Task prompt:
In the material below, identify each line bearing the word "document". Reproduce those lines.

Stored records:
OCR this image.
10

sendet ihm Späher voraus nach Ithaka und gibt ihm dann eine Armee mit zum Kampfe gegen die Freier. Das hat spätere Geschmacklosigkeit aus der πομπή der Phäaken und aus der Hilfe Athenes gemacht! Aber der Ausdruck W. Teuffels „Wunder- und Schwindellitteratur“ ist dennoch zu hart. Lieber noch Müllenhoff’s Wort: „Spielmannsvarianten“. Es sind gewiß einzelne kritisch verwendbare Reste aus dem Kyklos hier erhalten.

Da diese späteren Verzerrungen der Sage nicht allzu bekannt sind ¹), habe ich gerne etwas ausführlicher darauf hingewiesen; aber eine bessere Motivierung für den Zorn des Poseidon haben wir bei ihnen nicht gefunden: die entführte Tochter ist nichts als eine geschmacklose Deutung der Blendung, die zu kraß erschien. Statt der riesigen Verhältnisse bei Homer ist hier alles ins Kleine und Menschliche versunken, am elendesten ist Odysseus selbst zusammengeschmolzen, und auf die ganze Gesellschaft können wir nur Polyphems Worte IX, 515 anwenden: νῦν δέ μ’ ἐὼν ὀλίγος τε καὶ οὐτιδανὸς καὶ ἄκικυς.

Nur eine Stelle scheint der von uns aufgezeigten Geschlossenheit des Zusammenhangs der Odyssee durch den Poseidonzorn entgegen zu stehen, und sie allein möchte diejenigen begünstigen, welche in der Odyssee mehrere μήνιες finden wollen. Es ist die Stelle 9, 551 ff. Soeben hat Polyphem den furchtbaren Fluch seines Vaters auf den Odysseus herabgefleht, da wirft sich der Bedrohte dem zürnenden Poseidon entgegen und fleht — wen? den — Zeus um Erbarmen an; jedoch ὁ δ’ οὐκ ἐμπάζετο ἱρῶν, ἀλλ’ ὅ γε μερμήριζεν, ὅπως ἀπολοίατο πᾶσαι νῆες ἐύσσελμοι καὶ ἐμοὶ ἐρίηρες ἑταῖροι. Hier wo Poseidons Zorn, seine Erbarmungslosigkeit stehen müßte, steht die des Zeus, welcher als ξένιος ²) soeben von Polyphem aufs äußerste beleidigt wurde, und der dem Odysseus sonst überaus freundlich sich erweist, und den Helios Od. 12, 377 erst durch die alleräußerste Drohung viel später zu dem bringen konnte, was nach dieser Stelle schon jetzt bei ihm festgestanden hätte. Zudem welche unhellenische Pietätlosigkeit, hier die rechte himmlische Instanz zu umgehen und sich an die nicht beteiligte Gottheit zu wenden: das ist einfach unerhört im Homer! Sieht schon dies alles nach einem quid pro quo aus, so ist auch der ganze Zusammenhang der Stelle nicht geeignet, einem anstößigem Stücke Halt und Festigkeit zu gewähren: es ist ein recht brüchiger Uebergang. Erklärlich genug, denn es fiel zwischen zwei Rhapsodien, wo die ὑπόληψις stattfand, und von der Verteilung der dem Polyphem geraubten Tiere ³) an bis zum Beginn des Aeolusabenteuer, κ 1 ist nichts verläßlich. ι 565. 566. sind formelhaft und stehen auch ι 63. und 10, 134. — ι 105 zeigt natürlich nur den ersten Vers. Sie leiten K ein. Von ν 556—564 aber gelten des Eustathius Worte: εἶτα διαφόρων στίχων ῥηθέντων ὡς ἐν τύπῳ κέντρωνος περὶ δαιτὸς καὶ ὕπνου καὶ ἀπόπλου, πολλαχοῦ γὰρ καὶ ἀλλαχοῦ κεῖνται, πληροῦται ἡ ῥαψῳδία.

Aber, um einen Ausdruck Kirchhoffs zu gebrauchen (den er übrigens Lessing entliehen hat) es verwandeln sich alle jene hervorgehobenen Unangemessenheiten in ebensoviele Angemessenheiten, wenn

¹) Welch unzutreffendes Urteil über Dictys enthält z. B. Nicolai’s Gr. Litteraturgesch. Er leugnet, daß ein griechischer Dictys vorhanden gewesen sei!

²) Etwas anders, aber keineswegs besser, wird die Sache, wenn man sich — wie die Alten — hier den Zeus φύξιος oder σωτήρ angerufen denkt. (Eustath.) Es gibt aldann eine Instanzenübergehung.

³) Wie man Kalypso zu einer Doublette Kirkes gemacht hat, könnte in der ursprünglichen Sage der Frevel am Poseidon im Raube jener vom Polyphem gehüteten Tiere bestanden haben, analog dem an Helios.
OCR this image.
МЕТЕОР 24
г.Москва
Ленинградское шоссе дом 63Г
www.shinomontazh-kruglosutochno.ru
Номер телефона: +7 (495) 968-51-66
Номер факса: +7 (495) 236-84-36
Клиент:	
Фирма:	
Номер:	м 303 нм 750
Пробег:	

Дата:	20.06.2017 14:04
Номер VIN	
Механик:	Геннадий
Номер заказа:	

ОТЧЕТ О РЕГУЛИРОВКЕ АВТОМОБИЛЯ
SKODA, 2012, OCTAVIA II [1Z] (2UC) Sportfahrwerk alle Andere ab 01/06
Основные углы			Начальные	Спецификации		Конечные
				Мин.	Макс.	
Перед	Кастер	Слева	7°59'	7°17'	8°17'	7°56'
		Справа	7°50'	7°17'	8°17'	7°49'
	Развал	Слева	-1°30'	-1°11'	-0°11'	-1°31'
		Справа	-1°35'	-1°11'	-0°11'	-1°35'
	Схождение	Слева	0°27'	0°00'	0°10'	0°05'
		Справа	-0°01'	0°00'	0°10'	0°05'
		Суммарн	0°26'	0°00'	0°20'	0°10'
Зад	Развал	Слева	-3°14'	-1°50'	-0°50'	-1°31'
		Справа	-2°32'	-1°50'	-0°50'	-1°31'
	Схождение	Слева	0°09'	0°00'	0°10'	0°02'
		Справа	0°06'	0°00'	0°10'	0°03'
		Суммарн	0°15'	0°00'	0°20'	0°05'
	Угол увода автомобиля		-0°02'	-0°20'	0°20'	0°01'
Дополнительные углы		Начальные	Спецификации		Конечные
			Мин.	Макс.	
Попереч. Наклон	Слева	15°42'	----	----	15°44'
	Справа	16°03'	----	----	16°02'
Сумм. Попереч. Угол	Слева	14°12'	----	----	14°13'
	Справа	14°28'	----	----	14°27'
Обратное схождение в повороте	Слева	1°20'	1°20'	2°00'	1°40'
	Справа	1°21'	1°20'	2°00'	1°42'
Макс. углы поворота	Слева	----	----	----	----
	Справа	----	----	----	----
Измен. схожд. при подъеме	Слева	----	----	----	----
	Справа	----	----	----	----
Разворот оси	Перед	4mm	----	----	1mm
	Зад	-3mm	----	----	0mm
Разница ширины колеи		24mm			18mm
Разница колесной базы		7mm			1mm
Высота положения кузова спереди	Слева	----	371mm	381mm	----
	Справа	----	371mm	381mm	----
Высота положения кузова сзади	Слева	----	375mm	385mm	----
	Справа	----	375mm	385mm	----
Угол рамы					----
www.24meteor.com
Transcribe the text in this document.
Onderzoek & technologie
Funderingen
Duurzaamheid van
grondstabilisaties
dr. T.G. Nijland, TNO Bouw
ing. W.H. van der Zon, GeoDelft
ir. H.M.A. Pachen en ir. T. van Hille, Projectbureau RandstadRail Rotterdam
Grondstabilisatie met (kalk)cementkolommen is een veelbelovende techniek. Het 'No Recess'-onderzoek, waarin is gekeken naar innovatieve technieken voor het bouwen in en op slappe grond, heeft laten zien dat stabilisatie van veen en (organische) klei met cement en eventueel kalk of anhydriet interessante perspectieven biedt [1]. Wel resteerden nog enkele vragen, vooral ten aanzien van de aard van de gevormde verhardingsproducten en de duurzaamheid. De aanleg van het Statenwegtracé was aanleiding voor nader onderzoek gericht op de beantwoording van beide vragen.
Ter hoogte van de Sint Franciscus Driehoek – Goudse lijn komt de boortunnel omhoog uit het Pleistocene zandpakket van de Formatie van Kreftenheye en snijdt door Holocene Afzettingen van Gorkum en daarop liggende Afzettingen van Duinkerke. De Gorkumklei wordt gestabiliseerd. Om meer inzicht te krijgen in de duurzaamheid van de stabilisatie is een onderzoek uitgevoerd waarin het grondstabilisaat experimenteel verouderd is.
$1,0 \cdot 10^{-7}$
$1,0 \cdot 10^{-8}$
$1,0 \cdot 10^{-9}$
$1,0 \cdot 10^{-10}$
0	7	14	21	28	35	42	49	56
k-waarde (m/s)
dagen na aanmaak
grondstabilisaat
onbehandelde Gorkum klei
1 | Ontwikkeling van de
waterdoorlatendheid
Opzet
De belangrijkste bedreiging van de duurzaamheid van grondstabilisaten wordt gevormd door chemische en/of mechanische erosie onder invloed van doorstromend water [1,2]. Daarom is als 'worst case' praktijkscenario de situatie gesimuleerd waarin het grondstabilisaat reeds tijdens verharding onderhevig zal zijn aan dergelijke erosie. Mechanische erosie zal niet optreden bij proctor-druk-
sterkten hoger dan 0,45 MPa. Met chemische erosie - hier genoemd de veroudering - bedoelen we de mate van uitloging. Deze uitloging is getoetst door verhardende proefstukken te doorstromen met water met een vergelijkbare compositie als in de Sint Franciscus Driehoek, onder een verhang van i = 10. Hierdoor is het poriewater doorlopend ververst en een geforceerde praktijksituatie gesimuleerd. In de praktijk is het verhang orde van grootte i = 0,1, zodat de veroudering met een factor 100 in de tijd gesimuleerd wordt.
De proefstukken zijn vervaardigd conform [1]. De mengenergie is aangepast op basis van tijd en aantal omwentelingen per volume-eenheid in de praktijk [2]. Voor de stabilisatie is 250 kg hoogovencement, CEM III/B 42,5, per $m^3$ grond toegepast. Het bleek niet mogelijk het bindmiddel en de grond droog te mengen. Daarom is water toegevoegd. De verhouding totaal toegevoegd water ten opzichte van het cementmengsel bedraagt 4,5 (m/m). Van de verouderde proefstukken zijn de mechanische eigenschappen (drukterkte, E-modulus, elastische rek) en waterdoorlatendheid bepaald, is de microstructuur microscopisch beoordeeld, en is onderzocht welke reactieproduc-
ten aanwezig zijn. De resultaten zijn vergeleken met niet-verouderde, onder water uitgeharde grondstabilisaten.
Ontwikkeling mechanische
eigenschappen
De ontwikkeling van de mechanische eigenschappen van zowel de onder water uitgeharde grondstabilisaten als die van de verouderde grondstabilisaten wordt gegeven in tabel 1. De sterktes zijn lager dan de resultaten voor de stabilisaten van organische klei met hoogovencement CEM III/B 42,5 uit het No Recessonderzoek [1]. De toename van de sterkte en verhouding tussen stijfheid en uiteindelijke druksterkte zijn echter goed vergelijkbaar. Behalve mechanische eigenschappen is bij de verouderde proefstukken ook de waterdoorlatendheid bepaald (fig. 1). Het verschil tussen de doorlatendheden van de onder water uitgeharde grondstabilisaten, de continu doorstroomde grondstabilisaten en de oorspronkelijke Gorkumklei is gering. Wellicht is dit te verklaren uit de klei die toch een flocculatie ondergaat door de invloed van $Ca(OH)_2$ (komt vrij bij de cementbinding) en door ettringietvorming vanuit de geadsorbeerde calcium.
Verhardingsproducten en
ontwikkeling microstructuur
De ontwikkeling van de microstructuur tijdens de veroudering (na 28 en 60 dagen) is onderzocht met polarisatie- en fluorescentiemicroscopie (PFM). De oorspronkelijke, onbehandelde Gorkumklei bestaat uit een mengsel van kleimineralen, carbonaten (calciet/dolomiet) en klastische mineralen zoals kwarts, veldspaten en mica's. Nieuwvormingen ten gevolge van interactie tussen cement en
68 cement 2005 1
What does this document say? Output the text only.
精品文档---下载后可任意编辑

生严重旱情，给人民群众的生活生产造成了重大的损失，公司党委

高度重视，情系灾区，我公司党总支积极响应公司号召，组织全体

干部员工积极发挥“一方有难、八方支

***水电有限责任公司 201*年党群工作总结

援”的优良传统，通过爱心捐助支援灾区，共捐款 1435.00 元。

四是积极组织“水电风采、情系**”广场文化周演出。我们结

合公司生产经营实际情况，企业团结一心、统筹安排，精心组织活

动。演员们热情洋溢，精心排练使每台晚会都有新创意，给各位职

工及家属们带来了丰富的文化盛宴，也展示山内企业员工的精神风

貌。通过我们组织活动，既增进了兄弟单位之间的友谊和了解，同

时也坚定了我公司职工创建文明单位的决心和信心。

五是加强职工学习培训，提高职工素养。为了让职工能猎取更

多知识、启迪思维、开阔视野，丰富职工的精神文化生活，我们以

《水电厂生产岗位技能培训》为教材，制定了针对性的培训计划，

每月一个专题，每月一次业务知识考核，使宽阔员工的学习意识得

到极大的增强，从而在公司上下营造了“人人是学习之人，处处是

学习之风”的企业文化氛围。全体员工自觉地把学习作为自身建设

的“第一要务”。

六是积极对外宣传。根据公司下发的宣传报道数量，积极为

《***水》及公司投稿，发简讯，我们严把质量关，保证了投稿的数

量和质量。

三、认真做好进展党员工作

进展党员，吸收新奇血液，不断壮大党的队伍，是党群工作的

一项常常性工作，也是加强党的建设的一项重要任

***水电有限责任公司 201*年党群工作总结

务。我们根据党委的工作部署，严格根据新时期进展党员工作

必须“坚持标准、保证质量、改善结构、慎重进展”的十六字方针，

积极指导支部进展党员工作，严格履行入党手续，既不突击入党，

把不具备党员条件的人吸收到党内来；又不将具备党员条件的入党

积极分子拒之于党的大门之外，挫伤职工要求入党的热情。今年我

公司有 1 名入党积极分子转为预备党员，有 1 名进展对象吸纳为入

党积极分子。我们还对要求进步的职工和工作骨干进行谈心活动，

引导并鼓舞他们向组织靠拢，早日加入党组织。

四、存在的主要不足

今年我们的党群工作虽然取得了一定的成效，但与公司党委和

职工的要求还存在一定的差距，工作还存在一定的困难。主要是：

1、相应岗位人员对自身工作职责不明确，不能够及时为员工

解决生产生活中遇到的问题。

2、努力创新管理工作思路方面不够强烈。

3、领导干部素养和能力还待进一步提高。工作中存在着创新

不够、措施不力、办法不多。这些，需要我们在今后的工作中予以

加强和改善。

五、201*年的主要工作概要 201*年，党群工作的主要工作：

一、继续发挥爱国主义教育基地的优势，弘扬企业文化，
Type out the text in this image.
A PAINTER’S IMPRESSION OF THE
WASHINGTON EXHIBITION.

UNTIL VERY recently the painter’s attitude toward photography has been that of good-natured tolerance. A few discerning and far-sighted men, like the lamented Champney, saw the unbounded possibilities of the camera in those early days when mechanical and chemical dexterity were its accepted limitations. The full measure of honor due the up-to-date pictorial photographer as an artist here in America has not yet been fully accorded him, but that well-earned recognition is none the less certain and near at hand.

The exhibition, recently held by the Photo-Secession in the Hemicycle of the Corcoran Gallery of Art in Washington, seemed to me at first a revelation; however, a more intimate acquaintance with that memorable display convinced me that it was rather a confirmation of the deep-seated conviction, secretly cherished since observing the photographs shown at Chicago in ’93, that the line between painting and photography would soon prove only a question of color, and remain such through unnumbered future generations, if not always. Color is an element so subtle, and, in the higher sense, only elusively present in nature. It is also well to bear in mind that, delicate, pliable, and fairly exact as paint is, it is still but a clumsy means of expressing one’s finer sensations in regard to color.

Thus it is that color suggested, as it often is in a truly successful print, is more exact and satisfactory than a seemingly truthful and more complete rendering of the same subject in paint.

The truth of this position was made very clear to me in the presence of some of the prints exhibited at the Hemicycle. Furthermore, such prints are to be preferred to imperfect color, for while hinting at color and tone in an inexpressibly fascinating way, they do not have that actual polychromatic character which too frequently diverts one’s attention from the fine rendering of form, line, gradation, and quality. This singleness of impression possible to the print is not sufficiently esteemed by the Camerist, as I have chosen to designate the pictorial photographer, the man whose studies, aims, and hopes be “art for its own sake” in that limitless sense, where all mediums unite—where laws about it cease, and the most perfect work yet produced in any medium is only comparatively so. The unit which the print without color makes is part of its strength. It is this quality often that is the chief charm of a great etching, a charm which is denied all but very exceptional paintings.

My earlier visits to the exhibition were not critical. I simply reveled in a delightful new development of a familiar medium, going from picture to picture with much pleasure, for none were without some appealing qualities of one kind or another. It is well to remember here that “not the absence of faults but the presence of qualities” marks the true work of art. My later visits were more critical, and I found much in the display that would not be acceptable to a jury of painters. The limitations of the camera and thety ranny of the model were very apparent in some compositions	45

Complete response:
Transcribe the text in this document.
What does this document say? Output the text only.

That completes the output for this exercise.